--- Record extracts ---
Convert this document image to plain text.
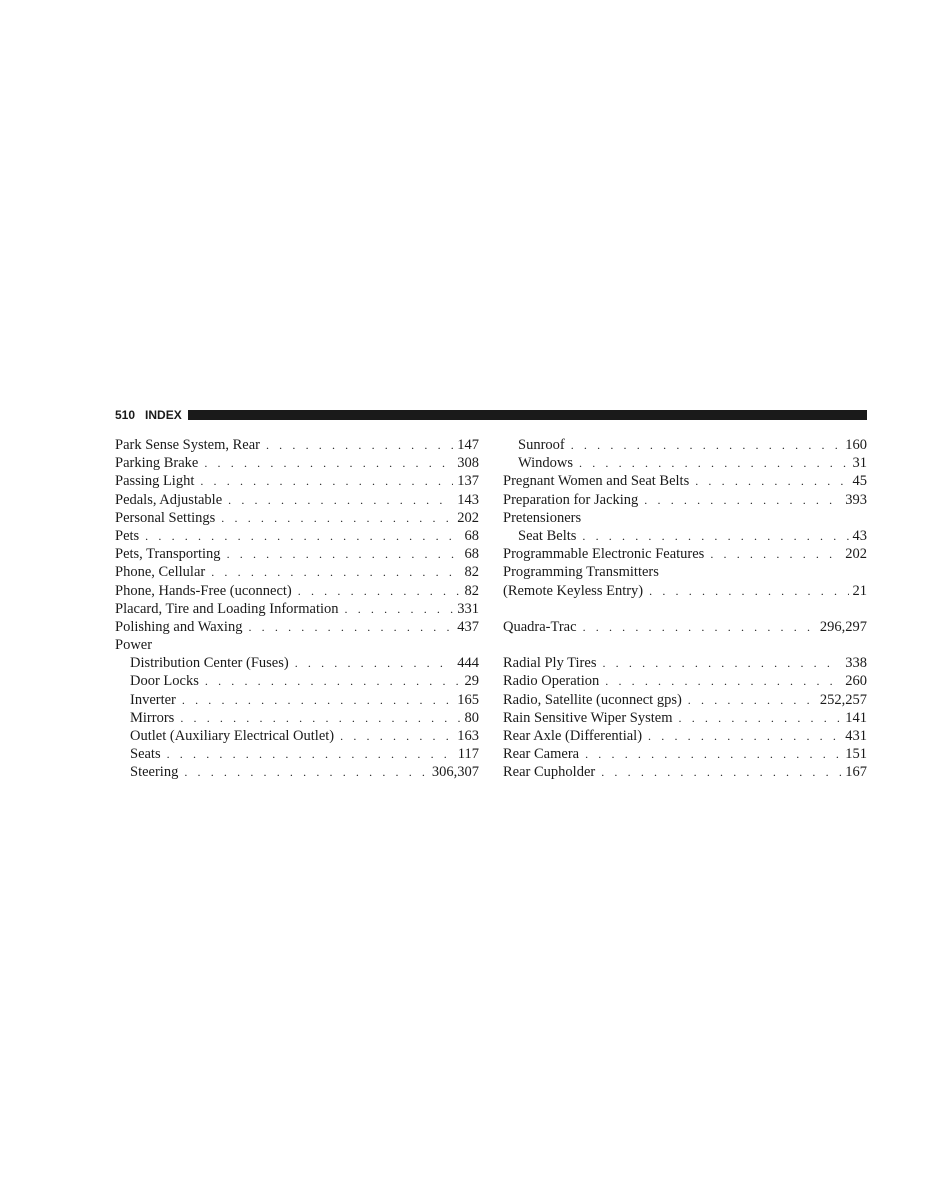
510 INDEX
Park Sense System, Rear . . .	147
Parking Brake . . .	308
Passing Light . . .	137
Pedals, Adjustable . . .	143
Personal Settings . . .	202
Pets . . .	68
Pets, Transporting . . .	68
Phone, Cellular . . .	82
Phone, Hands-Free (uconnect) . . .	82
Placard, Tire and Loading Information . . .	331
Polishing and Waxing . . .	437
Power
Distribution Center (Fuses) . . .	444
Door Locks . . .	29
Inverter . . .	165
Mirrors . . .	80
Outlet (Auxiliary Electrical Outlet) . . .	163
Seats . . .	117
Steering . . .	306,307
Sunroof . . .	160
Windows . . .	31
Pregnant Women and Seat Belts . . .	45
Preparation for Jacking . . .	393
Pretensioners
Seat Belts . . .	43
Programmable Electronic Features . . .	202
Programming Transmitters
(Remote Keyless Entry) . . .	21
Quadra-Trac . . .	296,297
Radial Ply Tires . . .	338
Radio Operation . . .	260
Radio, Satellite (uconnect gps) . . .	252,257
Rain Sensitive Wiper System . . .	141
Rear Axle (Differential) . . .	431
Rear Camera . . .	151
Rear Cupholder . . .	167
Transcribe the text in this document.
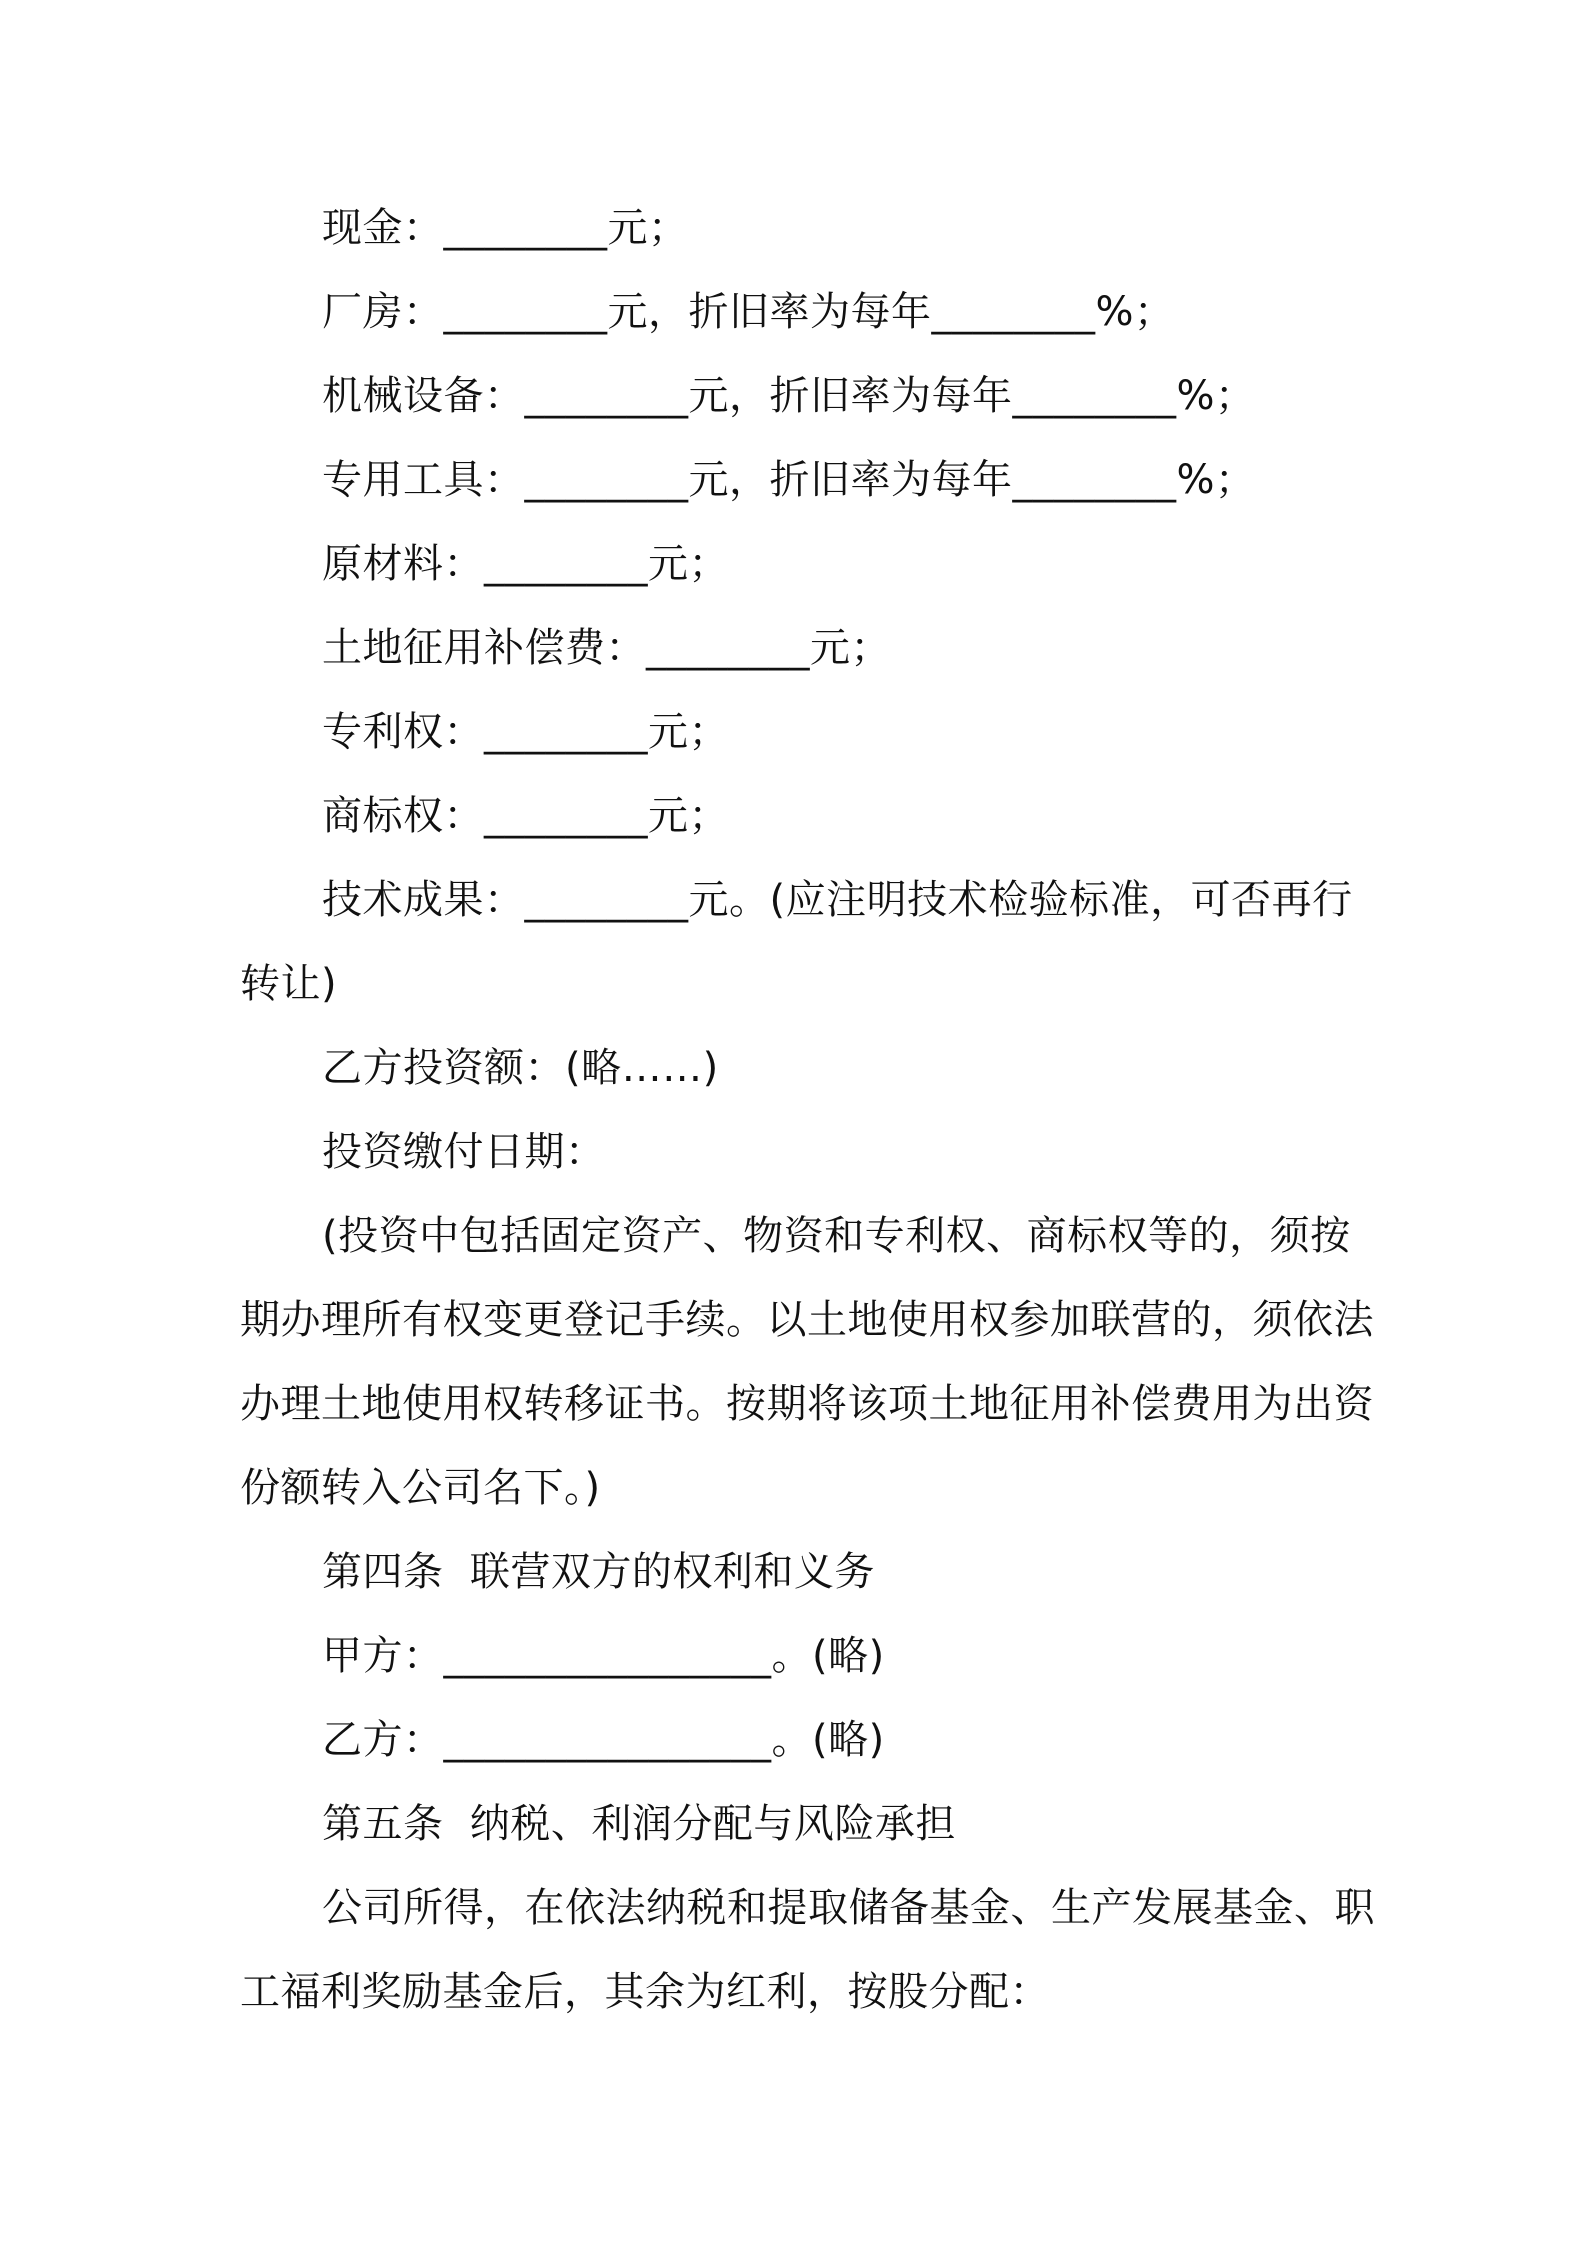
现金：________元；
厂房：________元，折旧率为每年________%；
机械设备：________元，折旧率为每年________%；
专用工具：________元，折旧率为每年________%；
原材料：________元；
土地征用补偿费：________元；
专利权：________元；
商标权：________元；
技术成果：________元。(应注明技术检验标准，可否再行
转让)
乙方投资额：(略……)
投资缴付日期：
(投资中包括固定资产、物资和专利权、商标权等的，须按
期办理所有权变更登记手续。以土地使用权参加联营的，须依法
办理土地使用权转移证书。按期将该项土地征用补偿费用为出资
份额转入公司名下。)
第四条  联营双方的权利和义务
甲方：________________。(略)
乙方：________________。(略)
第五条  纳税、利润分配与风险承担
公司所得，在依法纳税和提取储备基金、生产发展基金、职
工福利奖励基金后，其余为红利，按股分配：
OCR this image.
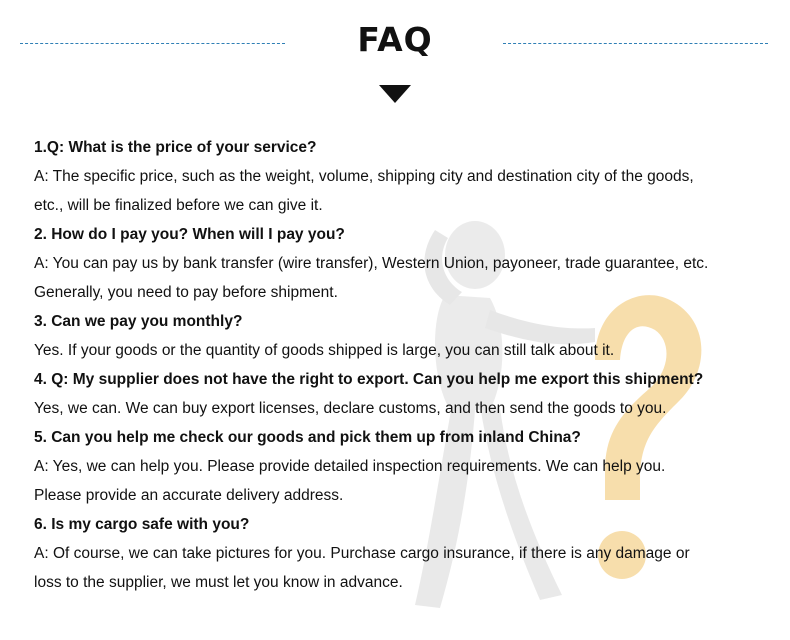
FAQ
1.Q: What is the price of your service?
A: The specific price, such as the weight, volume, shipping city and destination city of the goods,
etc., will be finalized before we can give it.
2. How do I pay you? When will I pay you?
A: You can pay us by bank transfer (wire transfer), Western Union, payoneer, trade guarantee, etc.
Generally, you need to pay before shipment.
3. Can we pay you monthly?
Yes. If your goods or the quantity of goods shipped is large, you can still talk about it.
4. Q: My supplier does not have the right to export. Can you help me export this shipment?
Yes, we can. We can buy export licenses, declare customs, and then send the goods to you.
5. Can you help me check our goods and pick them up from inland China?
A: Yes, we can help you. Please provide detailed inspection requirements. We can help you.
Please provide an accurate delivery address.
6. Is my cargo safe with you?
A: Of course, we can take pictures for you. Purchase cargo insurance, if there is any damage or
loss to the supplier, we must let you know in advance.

--- Work required ---
Where a line holds "Belts", copy that line.

--- Exercise output ---
Pregnant Women and Seat Belts . . .	45
Seat Belts . . .	43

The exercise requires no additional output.